◆ **TESTO FORNITO**
◇ ◇ ◇ ◇
I diritti di chi soffre di mal di schiena tra legge 104, agevolazioni, invalidità sul lavoro

Il mal di schiena può essere una delle situazioni più complesse da affrontare. Anche e soprattutto quando è tipo cronico. Ma quali sono i diritti dei lavoratori secondo leggi e CCNL 2022?

I diritti di chi soffre di mal di schien

Mal di schiena, quali sono i diritti dei lavoratori?

Il lavoratore ha diritto alla retribuzione con la malattia pagata dall'Inps che può essere integrata dallo stesso datore di lavoro. Ma sono anche tante altre le facilitazioni.

C'è una primissima norma di base da ricorda quando si parla di lavoratori con il mal di schiena e delle agevolazioni previste. Il datore di lavoro deve tutelare l'integrità fisica e quindi non assegnargli mansioni troppo pesanti dal punto di vista fisico.

In tutti i casi il datore deve essere informato della situazione e spetta naturalmente al dipendente fare questa comunicazione. Le parole da sole non bastano in quanto vanno accompagnate dal certificato medico che attesti l'incompatibilità delle mansioni del lavoratore con il suo stato di salute.

Si tratta di una regola generale che vale per ogni tipo di mal di schiena fra ernia, lombalgia, lombo sciatalgia, dolori alle vertebre, scoliosi. Approfondiamo quindi più specificatamente:

Mal di schiena, quali sono i diritti dei lavoratori

Altre agevolazioni per chi soffre di mal di schiena

Mal di schiena, quali sono i diritti dei lavoratori

Il mal di schiena è considerato una malattia. E lo è tal punto da rendere complessi anche i più semplici movimenti. Ecco quindi che chi soffre di mal di schiena può chiedere un certificato al proprio medico che assegna i giorni di malattia. Non cambia la procedura da seguire in quanto il certificato medico deve essere inviato telematicamente all'Inps dal medico di famiglia.
◇ ◇ ◇ ◇
◆ **DATI FORNITI**
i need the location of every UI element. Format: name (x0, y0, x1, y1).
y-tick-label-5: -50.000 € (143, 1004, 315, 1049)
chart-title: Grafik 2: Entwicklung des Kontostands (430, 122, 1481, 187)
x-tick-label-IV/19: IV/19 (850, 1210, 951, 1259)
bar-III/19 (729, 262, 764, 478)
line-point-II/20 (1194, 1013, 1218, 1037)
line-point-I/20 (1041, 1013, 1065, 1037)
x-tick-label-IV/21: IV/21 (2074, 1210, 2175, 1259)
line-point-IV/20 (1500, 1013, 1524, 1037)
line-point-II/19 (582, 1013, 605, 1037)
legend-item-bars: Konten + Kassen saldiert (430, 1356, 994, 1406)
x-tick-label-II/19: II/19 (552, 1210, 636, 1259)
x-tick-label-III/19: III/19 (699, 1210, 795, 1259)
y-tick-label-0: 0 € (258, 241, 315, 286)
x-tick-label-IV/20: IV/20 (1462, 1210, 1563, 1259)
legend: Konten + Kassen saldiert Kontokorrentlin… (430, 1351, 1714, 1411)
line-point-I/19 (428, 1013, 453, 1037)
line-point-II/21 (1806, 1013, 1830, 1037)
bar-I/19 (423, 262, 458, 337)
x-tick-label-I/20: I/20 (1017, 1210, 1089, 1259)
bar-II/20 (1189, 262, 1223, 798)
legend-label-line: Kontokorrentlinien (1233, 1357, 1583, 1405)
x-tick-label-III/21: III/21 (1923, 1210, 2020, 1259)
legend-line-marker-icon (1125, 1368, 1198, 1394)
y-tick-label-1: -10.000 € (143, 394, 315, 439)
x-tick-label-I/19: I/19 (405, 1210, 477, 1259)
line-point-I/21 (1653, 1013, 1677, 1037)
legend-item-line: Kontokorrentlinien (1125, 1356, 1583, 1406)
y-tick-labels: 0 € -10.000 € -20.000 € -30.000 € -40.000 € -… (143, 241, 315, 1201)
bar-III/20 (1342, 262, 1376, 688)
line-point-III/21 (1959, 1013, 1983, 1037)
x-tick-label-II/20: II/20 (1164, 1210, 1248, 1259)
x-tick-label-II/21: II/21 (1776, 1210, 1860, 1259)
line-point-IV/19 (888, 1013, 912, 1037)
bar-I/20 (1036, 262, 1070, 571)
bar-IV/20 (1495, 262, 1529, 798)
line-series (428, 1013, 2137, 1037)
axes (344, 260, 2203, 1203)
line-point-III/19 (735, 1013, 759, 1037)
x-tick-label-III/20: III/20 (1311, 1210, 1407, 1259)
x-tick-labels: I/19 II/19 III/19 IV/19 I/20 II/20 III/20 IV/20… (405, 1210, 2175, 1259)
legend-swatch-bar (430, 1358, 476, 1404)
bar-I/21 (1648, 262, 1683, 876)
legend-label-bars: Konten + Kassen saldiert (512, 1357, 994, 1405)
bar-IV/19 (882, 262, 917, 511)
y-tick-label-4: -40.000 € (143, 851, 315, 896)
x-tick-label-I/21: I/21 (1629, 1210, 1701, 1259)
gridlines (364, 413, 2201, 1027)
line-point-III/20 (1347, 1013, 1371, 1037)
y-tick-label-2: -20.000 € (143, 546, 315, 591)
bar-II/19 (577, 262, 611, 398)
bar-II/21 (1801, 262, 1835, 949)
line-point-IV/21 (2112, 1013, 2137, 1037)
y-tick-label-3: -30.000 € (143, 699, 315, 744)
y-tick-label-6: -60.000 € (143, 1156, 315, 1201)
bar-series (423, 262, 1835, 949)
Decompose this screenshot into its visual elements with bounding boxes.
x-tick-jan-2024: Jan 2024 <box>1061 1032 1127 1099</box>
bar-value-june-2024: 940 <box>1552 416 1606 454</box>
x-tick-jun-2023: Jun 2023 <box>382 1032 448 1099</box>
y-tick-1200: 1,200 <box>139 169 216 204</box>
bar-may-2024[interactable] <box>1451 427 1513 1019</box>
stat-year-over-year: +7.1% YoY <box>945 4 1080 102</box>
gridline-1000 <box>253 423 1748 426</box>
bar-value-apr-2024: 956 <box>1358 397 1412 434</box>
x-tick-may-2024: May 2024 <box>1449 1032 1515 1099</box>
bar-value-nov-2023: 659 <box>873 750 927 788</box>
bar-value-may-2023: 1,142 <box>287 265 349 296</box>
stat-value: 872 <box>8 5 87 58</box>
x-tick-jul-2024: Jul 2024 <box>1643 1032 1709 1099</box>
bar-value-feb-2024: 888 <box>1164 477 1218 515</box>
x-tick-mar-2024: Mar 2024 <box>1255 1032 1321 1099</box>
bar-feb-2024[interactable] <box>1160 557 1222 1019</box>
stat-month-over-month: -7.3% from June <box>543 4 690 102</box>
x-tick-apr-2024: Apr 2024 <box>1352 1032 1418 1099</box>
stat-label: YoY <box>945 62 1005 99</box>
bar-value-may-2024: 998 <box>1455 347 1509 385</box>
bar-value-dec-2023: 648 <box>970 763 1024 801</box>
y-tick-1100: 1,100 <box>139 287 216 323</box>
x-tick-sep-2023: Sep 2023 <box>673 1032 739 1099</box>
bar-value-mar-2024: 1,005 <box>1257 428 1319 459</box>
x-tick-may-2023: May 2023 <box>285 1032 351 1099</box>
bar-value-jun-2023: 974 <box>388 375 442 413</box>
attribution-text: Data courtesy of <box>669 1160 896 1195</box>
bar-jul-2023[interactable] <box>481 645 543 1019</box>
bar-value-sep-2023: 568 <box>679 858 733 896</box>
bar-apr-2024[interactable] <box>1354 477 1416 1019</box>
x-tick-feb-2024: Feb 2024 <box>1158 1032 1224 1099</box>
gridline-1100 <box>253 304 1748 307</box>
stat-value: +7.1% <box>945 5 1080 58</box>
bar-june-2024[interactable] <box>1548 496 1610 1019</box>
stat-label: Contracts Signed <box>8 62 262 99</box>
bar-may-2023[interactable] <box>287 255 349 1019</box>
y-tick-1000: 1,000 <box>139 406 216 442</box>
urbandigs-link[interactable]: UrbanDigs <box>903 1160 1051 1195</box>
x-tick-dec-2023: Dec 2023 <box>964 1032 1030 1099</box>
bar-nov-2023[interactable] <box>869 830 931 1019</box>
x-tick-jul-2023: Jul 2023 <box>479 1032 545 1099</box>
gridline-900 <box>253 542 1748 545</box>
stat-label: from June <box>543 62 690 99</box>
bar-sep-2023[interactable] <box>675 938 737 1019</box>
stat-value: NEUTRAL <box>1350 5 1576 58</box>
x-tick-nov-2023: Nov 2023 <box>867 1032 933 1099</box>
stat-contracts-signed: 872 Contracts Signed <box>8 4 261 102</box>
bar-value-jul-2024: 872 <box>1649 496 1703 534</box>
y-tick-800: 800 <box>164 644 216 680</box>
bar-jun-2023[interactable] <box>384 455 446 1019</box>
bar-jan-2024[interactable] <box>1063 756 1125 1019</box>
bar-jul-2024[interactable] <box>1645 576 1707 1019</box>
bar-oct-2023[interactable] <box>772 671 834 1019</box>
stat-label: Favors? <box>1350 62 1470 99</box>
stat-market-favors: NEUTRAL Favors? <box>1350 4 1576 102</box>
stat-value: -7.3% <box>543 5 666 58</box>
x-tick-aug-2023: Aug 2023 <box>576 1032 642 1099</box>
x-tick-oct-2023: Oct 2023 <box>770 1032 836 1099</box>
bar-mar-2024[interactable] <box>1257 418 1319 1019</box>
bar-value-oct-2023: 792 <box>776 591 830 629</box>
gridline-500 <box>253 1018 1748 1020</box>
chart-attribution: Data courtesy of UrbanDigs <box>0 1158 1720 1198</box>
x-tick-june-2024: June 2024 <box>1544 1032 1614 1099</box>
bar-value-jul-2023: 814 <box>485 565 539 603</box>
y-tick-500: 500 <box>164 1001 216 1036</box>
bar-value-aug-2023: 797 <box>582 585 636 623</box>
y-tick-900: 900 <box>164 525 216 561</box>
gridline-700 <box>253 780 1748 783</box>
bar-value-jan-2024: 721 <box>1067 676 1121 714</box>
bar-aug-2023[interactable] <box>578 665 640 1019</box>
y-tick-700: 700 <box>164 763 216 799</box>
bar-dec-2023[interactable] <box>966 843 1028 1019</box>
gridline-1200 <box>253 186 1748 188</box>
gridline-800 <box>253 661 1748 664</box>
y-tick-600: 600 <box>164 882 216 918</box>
◇ ◇ ◇ ◇
◆ **SVOLGI QUANTO SEGUE**
- a) Quali tipi di mal di schiena elenca il testo sui diritti dei lavoratori?
- b) Riscrivi il testo sui diritti dei lavoratori, da "I diritti di chi soffre di mal di schiena" giù fino a "e CCNL 2022?", mettendo "dolore lombare" al posto di "mal di schiena".
- c) Puoi proseguire il testo sui diritti di chi soffre di mal di schiena a partire dall'ultima frase?

◆ **RISULTATI PER COMPITO**
- a)
- ernia
- lombalgia
- lombo sciatalgia
- dolori alle vertebre
- scoliosi

- b)
I diritti di chi soffre di dolore lombare tra legge 104, agevolazioni, invalidità sul lavoro

Il dolore lombare può essere una delle situazioni più complesse da affrontare. Anche e soprattutto quando è tipo cronico. Ma quali sono i diritti dei lavoratori secondo leggi e CCNL 2022?

- c)
Spetta al lavoratore accertare che l'adempimento sia andato a buon fine e quindi informare il datore della propria impossibilità a recarsi sul posto di lavoro. Non solo diritti, ma anche doveri in quanto il lavoratore assente per malattia deve rispettare le fasce orarie di reperibilità previste per la visita fiscale. E naturalmente dovrebbe astenersi dal compiere quelle attività che potrebbero peggiorare la situazione ovvero ritardare la guarigione.

In definitiva, il lavoratore ha diritto alla retribuzione, la malattia viene pagata dall'Istituto nazionale della previdenza sociale e, a ben precise condizioni, integrata dallo stesso datore di lavoro. Al di là delle assenze, chi soffre di mal di schiena può chiedere al datore di lavoro di essere assegnato a mansioni differenti.

In tutti i casi, sarebbe un errore sottovalutare il mal di schiena sia perché da semplice dolore temporaneo può trasformarsi in un problema cronico e sia perché rappresenta uno dei motivi per ottenere il riconoscimento dell'invalidità. Se il dolore è intenso a tal punto da impedire di camminare, il dipendente può chiedere al medico una visita domiciliare. In ogni caso, la visita richiesta entro le ore 10 va eseguita nella stessa giornata altrimenti slitta al giorno successivo.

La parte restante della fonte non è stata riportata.